DATA EXTRACT

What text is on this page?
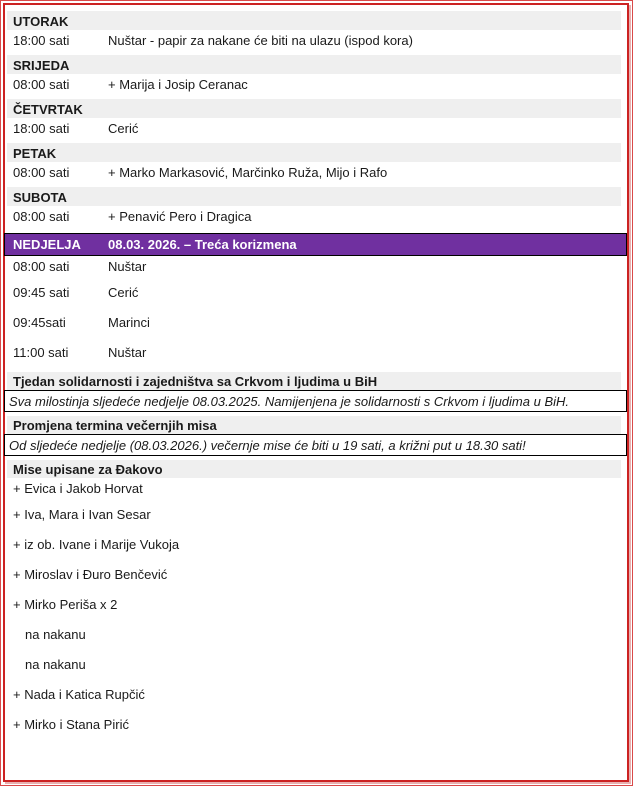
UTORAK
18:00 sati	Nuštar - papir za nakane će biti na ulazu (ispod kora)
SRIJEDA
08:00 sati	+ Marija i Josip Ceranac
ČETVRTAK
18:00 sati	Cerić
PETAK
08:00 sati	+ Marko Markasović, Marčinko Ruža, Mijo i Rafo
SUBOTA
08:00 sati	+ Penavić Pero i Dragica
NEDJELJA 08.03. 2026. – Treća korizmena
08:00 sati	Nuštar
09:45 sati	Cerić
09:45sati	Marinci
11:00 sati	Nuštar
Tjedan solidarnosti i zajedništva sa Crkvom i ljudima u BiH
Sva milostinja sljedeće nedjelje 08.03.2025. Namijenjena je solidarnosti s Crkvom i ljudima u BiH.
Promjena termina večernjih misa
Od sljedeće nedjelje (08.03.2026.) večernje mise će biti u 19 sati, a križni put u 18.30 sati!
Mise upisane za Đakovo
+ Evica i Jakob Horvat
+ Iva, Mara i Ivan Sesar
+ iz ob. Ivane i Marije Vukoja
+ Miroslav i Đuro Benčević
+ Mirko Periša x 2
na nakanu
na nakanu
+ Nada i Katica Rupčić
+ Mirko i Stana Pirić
* * *
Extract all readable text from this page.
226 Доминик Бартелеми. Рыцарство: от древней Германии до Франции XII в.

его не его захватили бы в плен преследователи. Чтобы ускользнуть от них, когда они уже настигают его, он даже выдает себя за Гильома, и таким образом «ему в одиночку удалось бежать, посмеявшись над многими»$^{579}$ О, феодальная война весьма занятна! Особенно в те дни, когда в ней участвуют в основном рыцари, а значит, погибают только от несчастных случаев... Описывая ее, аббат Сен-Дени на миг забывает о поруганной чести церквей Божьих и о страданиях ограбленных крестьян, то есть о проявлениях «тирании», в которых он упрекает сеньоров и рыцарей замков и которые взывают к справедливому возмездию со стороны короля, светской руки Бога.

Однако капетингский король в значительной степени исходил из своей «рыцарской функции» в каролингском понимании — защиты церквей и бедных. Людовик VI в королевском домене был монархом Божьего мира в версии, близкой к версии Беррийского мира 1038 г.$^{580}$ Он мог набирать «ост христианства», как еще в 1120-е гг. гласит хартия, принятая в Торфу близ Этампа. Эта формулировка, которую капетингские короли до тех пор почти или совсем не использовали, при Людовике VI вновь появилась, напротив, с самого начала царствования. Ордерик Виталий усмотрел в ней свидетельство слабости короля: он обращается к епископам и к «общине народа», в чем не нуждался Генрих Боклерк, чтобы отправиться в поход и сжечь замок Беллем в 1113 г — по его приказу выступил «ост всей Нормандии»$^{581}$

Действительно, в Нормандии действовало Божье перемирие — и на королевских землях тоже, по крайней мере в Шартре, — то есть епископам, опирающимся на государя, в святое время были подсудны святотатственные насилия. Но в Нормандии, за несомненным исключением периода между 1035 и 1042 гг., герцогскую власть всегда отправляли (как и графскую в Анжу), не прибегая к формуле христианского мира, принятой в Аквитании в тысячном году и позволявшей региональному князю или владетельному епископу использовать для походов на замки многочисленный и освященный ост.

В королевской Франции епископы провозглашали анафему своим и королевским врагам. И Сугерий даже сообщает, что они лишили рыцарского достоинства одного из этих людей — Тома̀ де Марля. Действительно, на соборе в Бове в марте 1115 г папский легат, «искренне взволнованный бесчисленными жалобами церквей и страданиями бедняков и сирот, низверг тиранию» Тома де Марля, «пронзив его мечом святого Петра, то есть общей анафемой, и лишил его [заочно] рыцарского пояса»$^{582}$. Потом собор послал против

WRITTEN REQUEST
Extract every line above that contains the word "page".

FINISHED EXERCISE
What text is on this page?
Extract all readable text from this page.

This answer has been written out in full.